═══ DATASET EXCERPTS

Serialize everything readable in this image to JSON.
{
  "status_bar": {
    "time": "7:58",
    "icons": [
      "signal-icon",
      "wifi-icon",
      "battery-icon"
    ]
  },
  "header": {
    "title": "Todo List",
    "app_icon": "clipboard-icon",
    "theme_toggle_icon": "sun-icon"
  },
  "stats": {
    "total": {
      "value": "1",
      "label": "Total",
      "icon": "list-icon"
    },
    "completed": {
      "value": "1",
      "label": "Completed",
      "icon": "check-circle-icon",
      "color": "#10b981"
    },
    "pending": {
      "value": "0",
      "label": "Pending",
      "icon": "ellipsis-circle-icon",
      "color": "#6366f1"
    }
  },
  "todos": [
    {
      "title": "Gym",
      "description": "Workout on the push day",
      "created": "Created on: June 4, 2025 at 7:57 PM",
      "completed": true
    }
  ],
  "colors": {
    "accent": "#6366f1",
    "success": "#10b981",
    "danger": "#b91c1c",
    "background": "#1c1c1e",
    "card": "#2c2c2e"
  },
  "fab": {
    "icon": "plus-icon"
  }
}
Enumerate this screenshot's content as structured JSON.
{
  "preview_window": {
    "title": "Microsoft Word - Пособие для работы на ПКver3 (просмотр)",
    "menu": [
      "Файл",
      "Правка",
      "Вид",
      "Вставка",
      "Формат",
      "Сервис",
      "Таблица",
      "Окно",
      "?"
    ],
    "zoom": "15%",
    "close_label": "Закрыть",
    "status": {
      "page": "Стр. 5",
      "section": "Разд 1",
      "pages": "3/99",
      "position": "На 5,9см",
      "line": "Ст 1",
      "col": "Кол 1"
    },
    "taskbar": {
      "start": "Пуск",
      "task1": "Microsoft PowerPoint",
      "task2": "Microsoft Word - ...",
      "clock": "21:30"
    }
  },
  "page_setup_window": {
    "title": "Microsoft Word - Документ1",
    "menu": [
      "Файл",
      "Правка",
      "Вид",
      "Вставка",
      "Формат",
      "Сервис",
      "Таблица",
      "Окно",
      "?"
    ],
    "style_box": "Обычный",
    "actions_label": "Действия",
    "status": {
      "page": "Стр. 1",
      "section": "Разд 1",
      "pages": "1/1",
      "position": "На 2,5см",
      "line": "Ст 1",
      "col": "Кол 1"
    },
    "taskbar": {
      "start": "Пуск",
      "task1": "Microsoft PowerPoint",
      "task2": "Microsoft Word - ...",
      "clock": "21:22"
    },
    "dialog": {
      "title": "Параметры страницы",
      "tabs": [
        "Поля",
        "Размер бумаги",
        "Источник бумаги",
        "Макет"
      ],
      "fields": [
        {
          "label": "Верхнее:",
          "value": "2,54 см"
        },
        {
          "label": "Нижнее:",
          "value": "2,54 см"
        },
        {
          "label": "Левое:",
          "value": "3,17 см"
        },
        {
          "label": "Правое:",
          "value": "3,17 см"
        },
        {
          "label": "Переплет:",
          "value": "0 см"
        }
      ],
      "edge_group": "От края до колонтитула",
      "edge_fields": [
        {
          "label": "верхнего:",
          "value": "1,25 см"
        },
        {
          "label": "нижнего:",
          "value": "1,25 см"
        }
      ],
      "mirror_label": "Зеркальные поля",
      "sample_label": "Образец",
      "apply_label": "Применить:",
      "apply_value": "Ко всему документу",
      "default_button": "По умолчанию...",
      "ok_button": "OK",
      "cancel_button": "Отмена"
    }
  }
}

══════

WHAT IS NEEDED —
Each line of the listing should be copied exactly.

IN RESPONSE —
Serialize everything readable in this image to JSON.
{
  "status_bar": {
    "time": "7:58",
    "icons": [
      "signal-icon",
      "wifi-icon",
      "battery-icon"
    ]
  },
  "header": {
    "title": "Todo List",
    "app_icon": "clipboard-icon",
    "theme_toggle_icon": "sun-icon"
  },
  "stats": {
    "total": {
      "value": "1",
      "label": "Total",
      "icon": "list-icon"
    },
    "completed": {
      "value": "1",
      "label": "Completed",
      "icon": "check-circle-icon",
      "color": "#10b981"
    },
    "pending": {
      "value": "0",
      "label": "Pending",
      "icon": "ellipsis-circle-icon",
      "color": "#6366f1"
    }
  },
  "todos": [
    {
      "title": "Gym",
      "description": "Workout on the push day",
      "created": "Created on: June 4, 2025 at 7:57 PM",
      "completed": true
    }
  ],
  "colors": {
    "accent": "#6366f1",
    "success": "#10b981",
    "danger": "#b91c1c",
    "background": "#1c1c1e",
    "card": "#2c2c2e"
  },
  "fab": {
    "icon": "plus-icon"
  }
}
Enumerate this screenshot's content as structured JSON.
{
  "preview_window": {
    "title": "Microsoft Word - Пособие для работы на ПКver3 (просмотр)",
    "menu": [
      "Файл",
      "Правка",
      "Вид",
      "Вставка",
      "Формат",
      "Сервис",
      "Таблица",
      "Окно",
      "?"
    ],
    "zoom": "15%",
    "close_label": "Закрыть",
    "status": {
      "page": "Стр. 5",
      "section": "Разд 1",
      "pages": "3/99",
      "position": "На 5,9см",
      "line": "Ст 1",
      "col": "Кол 1"
    },
    "taskbar": {
      "start": "Пуск",
      "task1": "Microsoft PowerPoint",
      "task2": "Microsoft Word - ...",
      "clock": "21:30"
    }
  },
  "page_setup_window": {
    "title": "Microsoft Word - Документ1",
    "menu": [
      "Файл",
      "Правка",
      "Вид",
      "Вставка",
      "Формат",
      "Сервис",
      "Таблица",
      "Окно",
      "?"
    ],
    "style_box": "Обычный",
    "actions_label": "Действия",
    "status": {
      "page": "Стр. 1",
      "section": "Разд 1",
      "pages": "1/1",
      "position": "На 2,5см",
      "line": "Ст 1",
      "col": "Кол 1"
    },
    "taskbar": {
      "start": "Пуск",
      "task1": "Microsoft PowerPoint",
      "task2": "Microsoft Word - ...",
      "clock": "21:22"
    },
    "dialog": {
      "title": "Параметры страницы",
      "tabs": [
        "Поля",
        "Размер бумаги",
        "Источник бумаги",
        "Макет"
      ],
      "fields": [
        {
          "label": "Верхнее:",
          "value": "2,54 см"
        },
        {
          "label": "Нижнее:",
          "value": "2,54 см"
        },
        {
          "label": "Левое:",
          "value": "3,17 см"
        },
        {
          "label": "Правое:",
          "value": "3,17 см"
        },
        {
          "label": "Переплет:",
          "value": "0 см"
        }
      ],
      "edge_group": "От края до колонтитула",
      "edge_fields": [
        {
          "label": "верхнего:",
          "value": "1,25 см"
        },
        {
          "label": "нижнего:",
          "value": "1,25 см"
        }
      ],
      "mirror_label": "Зеркальные поля",
      "sample_label": "Образец",
      "apply_label": "Применить:",
      "apply_value": "Ко всему документу",
      "default_button": "По умолчанию...",
      "ok_button": "OK",
      "cancel_button": "Отмена"
    }
  }
}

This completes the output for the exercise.